**The problem**
How many lines of the entries below include the word "Rasio"? Answer with the number alone.

**Input**
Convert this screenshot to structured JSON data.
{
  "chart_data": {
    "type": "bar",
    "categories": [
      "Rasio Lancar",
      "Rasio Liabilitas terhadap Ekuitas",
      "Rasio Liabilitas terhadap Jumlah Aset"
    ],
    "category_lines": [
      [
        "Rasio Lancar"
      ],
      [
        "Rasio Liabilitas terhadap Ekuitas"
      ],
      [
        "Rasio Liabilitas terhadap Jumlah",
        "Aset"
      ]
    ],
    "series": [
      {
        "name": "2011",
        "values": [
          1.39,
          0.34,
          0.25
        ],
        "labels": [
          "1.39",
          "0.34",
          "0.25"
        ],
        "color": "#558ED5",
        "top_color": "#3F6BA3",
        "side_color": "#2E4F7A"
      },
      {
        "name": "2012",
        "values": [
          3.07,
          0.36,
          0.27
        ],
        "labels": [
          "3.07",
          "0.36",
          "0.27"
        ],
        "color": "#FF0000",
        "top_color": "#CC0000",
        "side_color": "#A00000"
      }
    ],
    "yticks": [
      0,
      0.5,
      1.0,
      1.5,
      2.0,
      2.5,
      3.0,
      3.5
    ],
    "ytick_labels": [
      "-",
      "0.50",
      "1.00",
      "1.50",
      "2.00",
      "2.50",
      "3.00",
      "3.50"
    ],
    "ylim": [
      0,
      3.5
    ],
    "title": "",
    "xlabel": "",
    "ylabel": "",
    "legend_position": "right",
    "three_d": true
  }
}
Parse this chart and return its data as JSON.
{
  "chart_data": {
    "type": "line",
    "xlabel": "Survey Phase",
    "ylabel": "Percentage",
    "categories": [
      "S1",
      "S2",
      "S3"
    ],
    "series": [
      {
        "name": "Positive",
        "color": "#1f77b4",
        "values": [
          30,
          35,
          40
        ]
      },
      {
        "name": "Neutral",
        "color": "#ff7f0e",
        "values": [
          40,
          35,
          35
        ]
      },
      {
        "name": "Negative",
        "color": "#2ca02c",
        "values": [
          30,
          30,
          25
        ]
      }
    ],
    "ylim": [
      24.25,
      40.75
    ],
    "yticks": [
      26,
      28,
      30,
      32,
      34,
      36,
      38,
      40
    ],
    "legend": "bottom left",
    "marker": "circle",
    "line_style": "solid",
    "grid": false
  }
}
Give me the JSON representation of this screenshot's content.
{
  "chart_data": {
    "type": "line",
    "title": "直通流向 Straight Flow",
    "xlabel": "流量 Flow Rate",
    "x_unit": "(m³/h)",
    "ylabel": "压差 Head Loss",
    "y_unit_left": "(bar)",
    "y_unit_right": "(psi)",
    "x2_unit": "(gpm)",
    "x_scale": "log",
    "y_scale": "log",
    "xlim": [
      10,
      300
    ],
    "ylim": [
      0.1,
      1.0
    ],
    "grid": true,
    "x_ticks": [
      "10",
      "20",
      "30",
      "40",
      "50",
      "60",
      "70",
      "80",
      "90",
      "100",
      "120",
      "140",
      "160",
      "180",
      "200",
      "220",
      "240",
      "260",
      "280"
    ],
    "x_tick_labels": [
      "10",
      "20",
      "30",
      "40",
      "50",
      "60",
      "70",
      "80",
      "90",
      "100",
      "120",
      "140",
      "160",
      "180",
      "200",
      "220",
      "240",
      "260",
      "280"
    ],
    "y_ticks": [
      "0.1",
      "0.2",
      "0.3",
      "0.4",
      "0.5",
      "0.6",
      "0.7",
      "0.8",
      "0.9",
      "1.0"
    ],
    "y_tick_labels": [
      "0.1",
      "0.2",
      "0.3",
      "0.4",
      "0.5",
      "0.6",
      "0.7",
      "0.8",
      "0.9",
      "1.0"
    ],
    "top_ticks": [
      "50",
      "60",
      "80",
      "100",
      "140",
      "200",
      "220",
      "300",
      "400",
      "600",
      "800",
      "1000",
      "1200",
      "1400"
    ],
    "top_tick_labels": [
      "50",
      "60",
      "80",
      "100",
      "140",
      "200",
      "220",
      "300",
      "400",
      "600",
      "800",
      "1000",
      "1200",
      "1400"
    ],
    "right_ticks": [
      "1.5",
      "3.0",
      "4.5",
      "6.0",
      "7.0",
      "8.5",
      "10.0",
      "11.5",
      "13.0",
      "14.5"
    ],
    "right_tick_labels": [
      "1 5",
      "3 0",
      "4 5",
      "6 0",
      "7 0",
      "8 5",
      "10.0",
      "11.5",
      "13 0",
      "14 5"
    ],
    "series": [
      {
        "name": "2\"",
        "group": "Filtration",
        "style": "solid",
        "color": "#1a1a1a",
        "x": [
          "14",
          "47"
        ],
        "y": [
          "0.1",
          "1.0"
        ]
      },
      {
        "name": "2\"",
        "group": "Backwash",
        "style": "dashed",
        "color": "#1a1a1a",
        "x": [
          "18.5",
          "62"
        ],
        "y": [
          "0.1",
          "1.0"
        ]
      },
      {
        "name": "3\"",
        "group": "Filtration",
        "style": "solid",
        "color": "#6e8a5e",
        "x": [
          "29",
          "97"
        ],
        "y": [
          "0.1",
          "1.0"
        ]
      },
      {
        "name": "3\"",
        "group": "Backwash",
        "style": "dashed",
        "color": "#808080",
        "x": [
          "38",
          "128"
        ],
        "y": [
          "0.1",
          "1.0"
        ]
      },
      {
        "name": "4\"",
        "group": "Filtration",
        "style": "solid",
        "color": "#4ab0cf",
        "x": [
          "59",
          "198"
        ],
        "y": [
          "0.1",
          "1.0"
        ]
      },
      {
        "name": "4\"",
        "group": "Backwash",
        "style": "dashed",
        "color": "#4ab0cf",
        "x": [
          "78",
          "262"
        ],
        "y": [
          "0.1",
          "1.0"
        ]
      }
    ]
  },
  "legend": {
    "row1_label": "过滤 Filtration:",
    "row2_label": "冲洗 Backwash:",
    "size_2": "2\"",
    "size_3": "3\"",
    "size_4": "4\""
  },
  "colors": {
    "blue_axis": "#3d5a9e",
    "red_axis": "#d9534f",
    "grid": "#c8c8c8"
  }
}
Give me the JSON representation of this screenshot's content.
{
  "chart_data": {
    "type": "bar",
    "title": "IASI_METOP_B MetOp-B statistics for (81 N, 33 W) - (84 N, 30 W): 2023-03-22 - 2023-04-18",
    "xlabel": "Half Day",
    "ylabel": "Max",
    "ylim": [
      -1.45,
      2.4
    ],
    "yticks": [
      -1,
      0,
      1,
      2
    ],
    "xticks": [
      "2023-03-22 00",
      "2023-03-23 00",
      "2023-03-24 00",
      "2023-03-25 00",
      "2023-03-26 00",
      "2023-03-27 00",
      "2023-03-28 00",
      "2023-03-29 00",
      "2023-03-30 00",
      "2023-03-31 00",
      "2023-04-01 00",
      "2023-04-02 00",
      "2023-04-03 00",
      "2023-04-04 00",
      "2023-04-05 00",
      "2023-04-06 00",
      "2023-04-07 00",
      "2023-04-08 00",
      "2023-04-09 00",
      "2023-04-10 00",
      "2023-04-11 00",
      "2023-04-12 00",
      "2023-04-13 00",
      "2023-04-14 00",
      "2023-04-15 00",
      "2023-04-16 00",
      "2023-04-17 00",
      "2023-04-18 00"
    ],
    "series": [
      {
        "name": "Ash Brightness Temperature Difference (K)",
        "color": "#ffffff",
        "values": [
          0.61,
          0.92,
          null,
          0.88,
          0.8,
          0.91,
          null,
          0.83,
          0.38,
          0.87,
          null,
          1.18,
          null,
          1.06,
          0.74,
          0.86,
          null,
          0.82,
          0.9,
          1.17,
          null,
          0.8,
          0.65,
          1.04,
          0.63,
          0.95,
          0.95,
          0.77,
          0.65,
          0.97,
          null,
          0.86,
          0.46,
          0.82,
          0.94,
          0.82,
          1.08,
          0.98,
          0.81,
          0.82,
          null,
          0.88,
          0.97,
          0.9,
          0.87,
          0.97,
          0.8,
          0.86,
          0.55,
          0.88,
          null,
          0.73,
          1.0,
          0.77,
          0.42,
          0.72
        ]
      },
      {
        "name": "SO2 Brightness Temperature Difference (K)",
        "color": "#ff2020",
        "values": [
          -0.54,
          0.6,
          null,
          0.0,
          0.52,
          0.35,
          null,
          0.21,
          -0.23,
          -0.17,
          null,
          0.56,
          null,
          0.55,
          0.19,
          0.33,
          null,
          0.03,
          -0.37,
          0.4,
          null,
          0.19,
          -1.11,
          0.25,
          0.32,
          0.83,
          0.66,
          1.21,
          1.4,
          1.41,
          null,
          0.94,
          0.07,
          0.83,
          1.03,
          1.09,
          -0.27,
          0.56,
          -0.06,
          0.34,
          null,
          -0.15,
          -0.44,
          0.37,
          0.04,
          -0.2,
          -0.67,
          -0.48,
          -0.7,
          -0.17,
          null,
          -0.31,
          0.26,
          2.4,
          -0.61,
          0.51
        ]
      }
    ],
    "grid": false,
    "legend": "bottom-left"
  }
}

**Solution for this task**
6